* EXERCISE DIRECTIONS: Show every line containing "made" by copying it.

* Rows from a dataset:
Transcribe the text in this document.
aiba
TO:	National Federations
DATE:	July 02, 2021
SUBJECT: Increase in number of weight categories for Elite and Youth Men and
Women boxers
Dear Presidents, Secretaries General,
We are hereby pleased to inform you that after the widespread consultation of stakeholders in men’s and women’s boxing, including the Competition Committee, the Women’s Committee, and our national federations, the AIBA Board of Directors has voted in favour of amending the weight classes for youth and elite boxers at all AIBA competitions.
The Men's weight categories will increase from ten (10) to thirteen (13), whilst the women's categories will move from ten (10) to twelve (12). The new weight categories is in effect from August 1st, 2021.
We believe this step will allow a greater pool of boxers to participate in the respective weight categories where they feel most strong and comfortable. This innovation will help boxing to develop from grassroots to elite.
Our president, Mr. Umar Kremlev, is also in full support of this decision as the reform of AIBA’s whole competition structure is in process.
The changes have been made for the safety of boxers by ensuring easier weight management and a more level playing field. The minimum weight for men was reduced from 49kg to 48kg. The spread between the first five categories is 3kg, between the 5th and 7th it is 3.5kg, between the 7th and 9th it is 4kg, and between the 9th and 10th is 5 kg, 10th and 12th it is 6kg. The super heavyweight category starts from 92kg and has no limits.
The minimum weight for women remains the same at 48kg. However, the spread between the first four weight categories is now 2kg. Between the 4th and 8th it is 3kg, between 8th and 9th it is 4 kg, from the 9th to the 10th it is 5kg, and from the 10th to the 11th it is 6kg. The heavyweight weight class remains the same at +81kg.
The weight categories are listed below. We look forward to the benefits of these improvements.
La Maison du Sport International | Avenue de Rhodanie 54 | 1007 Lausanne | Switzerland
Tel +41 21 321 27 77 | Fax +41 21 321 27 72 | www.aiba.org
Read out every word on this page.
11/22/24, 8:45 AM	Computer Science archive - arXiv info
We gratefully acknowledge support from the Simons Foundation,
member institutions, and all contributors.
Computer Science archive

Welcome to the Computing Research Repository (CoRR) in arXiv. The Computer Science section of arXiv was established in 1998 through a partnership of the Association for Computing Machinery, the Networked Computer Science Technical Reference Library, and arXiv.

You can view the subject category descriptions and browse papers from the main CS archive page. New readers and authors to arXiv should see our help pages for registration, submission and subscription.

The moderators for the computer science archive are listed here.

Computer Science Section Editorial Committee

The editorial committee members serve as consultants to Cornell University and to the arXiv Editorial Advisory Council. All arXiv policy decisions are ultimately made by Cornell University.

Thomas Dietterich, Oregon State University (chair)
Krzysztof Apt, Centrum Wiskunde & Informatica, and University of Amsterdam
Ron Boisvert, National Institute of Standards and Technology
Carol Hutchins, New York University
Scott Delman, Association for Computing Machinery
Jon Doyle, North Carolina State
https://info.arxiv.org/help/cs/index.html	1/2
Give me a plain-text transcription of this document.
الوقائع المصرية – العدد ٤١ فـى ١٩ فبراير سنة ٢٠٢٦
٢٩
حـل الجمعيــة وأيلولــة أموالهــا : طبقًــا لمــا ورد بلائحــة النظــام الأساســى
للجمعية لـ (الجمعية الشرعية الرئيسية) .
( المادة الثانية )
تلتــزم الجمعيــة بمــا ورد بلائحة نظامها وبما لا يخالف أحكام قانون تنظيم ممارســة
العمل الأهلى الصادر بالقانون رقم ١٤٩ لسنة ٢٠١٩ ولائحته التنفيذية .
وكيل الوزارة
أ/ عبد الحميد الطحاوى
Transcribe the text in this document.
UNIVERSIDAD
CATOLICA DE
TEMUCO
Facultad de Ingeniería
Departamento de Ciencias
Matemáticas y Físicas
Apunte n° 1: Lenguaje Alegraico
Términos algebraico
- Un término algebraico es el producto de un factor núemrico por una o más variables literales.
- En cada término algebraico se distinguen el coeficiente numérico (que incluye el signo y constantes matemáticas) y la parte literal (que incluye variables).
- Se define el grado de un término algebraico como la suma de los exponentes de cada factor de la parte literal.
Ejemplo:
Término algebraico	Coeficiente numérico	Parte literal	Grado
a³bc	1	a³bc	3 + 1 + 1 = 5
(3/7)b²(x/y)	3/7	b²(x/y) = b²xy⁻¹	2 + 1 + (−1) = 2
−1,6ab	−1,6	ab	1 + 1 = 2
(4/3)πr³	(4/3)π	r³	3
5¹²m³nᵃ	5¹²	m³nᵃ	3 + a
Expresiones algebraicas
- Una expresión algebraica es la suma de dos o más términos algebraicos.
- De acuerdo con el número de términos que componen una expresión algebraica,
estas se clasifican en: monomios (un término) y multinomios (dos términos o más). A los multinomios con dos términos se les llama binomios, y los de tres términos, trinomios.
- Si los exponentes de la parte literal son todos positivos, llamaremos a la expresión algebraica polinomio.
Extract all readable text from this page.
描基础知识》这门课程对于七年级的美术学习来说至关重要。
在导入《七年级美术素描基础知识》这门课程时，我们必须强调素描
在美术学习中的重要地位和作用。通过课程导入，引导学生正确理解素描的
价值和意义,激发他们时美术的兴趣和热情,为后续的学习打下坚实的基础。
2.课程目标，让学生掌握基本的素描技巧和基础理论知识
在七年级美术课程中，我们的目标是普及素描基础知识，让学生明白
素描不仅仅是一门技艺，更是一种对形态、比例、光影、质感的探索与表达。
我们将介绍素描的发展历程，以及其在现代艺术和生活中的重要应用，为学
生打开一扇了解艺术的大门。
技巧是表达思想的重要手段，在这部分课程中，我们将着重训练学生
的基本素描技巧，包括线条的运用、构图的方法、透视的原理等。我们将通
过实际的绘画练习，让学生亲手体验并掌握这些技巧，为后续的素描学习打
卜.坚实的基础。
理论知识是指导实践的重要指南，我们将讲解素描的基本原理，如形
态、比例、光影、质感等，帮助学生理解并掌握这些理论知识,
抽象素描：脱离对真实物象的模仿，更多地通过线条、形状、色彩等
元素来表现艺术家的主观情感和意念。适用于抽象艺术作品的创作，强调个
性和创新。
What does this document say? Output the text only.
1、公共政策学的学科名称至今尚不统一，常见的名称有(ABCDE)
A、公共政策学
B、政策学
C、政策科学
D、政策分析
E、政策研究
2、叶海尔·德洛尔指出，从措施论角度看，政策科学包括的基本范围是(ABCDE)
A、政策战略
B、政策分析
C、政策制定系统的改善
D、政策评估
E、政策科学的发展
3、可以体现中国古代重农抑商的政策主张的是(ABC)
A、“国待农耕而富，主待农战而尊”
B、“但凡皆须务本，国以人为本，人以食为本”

* ANSWER TO THIS EXERCISE:
The changes have been made for the safety of boxers by ensuring easier weight management and a more level playing field. The minimum weight for men was reduced from 49kg to 48kg. The spread between the first five categories is 3kg, between the 5th and 7th it is 3.5kg, between the 7th and 9th it is 4kg, and between the 9th and 10th is 5 kg, 10th and 12th it is 6kg. The super heavyweight category starts from 92kg and has no limits.
The editorial committee members serve as consultants to Cornell University and to the arXiv Editorial Advisory Council. All arXiv policy decisions are ultimately made by Cornell University.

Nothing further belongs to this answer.